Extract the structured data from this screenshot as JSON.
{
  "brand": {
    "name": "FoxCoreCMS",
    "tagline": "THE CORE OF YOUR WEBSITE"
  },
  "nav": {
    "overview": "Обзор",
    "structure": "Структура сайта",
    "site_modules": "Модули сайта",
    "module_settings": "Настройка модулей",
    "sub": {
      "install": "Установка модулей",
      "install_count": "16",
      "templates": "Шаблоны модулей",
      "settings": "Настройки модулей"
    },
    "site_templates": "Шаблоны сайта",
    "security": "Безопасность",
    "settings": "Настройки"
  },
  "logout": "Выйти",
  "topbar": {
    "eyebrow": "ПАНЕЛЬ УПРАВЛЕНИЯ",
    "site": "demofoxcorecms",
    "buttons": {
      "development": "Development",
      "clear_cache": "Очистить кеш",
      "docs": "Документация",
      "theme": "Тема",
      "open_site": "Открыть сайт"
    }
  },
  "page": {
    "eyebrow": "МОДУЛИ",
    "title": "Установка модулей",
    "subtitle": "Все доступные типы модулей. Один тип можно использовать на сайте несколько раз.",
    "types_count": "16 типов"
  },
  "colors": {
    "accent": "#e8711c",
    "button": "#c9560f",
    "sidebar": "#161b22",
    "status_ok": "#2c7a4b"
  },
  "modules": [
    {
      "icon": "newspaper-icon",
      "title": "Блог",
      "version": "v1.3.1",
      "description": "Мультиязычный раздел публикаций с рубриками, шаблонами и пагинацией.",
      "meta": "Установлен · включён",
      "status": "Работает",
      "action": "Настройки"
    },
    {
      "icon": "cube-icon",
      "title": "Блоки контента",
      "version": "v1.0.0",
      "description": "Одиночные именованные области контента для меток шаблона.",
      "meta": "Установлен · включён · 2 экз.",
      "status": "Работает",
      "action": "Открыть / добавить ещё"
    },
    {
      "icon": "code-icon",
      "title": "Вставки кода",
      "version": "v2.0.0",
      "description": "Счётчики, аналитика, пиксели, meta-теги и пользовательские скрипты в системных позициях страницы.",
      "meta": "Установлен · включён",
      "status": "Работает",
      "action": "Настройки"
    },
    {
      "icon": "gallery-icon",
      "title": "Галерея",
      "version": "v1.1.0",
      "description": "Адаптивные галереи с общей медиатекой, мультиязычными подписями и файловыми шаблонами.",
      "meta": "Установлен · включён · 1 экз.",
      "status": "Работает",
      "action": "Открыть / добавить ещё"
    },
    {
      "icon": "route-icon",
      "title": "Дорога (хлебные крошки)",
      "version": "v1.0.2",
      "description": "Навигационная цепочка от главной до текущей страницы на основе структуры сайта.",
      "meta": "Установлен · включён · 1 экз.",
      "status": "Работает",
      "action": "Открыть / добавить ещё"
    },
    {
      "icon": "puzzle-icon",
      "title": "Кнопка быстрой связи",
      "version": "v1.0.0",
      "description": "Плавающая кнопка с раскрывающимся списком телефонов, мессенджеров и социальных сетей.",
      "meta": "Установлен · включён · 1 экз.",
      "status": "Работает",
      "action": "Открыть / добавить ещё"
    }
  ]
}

● **WHAT YOU ARE ASKED TO DO**: Copy every record above exactly as it appears.

● **SOLUTION TO THIS PROBLEM**:
Extract the structured data from this screenshot as JSON.
{
  "brand": {
    "name": "FoxCoreCMS",
    "tagline": "THE CORE OF YOUR WEBSITE"
  },
  "nav": {
    "overview": "Обзор",
    "structure": "Структура сайта",
    "site_modules": "Модули сайта",
    "module_settings": "Настройка модулей",
    "sub": {
      "install": "Установка модулей",
      "install_count": "16",
      "templates": "Шаблоны модулей",
      "settings": "Настройки модулей"
    },
    "site_templates": "Шаблоны сайта",
    "security": "Безопасность",
    "settings": "Настройки"
  },
  "logout": "Выйти",
  "topbar": {
    "eyebrow": "ПАНЕЛЬ УПРАВЛЕНИЯ",
    "site": "demofoxcorecms",
    "buttons": {
      "development": "Development",
      "clear_cache": "Очистить кеш",
      "docs": "Документация",
      "theme": "Тема",
      "open_site": "Открыть сайт"
    }
  },
  "page": {
    "eyebrow": "МОДУЛИ",
    "title": "Установка модулей",
    "subtitle": "Все доступные типы модулей. Один тип можно использовать на сайте несколько раз.",
    "types_count": "16 типов"
  },
  "colors": {
    "accent": "#e8711c",
    "button": "#c9560f",
    "sidebar": "#161b22",
    "status_ok": "#2c7a4b"
  },
  "modules": [
    {
      "icon": "newspaper-icon",
      "title": "Блог",
      "version": "v1.3.1",
      "description": "Мультиязычный раздел публикаций с рубриками, шаблонами и пагинацией.",
      "meta": "Установлен · включён",
      "status": "Работает",
      "action": "Настройки"
    },
    {
      "icon": "cube-icon",
      "title": "Блоки контента",
      "version": "v1.0.0",
      "description": "Одиночные именованные области контента для меток шаблона.",
      "meta": "Установлен · включён · 2 экз.",
      "status": "Работает",
      "action": "Открыть / добавить ещё"
    },
    {
      "icon": "code-icon",
      "title": "Вставки кода",
      "version": "v2.0.0",
      "description": "Счётчики, аналитика, пиксели, meta-теги и пользовательские скрипты в системных позициях страницы.",
      "meta": "Установлен · включён",
      "status": "Работает",
      "action": "Настройки"
    },
    {
      "icon": "gallery-icon",
      "title": "Галерея",
      "version": "v1.1.0",
      "description": "Адаптивные галереи с общей медиатекой, мультиязычными подписями и файловыми шаблонами.",
      "meta": "Установлен · включён · 1 экз.",
      "status": "Работает",
      "action": "Открыть / добавить ещё"
    },
    {
      "icon": "route-icon",
      "title": "Дорога (хлебные крошки)",
      "version": "v1.0.2",
      "description": "Навигационная цепочка от главной до текущей страницы на основе структуры сайта.",
      "meta": "Установлен · включён · 1 экз.",
      "status": "Работает",
      "action": "Открыть / добавить ещё"
    },
    {
      "icon": "puzzle-icon",
      "title": "Кнопка быстрой связи",
      "version": "v1.0.0",
      "description": "Плавающая кнопка с раскрывающимся списком телефонов, мессенджеров и социальных сетей.",
      "meta": "Установлен · включён · 1 экз.",
      "status": "Работает",
      "action": "Открыть / добавить ещё"
    }
  ]
}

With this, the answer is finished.